| Teks |

.....

Sen. Nov 3rd, 2025

Kerang Hijau: Solusi Akuakultur Ramah Lingkungan yang Terlupakan

Oleh: Fittrie Meyllianawaty Pratiwy, Ph.D.

Dosen Fakultas Perikanan dan Ilmu Kelautan, Universitas Padjadjaran

ALGIVOID — Di tengah ketidakpastian ekosistem pesisir akibat tekanan penangkapan berlebih, degradasi lingkungan, dan perubahan iklim, budidaya kerang hijau (Perna viridis) menawarkan secercah harapan.

Namun, potensi ini belum banyak disentuh dalam wacana kebijakan maupun diskusi publik. Padahal, kerang hijau bukan hanya komoditas bernilai ekonomi, tetapi juga agen ekologis yang mampu menyaring air dan menstabilkan rantai makanan perairan.

Sebagai spesies bivalvia yang hidup melekat pada substrat, kerang hijau tumbuh cepat, tidak membutuhkan pakan tambahan, dan justru membersihkan perairan dengan cara menyaring fitoplankton serta partikel tersuspensi.

Ini menjadikannya salah satu kandidat ideal untuk sistem akuakultur berkelanjutan—atau dalam istilah Food and Agriculture Organization (FAO), low-trophic species aquaculture—yang memiliki jejak karbon dan jejak ekologi sangat rendah.

Budidaya kerang hijau di Indonesia umumnya menggunakan benih alami yang diperoleh selama musim pemijahan (sekitar April hingga Juli).

Benih-benih ini dikumpulkan menggunakan alat kolektor yang digantung di perairan dangkal, lalu dipindahkan ke lokasi pembesaran menggunakan berbagai metode seperti rakit, rak tancap, tali rentang, dan rak bambu.

.....

| Data Analisis |
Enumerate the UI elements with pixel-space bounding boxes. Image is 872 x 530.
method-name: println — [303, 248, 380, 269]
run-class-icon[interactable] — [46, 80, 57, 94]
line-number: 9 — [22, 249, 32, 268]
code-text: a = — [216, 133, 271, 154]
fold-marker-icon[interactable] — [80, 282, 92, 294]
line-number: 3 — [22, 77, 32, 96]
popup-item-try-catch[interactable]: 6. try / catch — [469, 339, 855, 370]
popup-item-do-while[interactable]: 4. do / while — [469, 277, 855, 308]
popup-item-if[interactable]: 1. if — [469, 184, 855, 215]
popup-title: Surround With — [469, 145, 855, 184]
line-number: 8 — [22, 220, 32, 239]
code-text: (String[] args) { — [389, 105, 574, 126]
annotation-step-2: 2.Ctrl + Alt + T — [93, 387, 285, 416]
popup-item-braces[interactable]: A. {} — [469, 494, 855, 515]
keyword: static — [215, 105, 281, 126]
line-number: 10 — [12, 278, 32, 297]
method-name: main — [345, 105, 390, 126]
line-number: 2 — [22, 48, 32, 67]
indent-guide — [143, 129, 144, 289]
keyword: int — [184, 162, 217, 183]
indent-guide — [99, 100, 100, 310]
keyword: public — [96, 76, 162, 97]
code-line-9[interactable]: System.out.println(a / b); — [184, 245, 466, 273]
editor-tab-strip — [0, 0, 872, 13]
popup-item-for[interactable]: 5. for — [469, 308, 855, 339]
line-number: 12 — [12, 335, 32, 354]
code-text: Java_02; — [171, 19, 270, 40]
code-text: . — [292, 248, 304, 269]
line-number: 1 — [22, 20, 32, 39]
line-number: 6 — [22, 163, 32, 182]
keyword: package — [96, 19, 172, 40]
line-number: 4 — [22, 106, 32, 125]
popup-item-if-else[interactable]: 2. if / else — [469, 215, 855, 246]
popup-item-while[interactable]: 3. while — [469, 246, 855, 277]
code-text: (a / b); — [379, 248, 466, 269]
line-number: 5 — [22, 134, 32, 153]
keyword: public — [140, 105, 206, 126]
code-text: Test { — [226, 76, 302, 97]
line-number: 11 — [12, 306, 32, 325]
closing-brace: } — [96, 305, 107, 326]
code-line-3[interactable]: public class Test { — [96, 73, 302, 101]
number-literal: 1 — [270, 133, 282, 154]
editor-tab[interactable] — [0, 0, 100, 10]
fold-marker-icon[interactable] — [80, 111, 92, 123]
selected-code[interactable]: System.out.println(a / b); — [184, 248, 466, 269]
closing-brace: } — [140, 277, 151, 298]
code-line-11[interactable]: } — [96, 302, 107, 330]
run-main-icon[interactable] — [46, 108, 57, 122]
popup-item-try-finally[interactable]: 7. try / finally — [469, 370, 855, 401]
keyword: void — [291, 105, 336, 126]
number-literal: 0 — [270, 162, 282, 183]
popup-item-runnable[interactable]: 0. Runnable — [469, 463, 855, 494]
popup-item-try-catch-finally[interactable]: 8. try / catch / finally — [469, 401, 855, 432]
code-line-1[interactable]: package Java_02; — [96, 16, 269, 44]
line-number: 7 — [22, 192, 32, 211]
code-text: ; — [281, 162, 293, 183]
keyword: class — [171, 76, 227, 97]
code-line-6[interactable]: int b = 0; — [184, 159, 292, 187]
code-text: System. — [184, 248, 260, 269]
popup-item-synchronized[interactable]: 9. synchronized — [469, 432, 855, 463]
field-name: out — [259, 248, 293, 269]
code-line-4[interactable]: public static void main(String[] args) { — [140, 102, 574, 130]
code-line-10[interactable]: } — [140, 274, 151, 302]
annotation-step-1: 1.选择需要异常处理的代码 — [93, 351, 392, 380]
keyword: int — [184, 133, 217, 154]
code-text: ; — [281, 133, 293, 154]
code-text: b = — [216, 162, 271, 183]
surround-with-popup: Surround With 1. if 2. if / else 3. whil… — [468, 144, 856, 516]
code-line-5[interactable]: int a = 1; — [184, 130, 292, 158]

.....

Salin kata demi kata seluruh isi teks tentang kerang hijau, mulai dari "Sebagai spesies bivalvia" terus sampai "serta partikel tersuspensi.". Baris-baris di atas adalah bahan tersendiri yang terpisah dari teks.

Sebagai spesies bivalvia yang hidup melekat pada substrat, kerang hijau tumbuh cepat, tidak membutuhkan pakan tambahan, dan justru membersihkan perairan dengan cara menyaring fitoplankton serta partikel tersuspensi.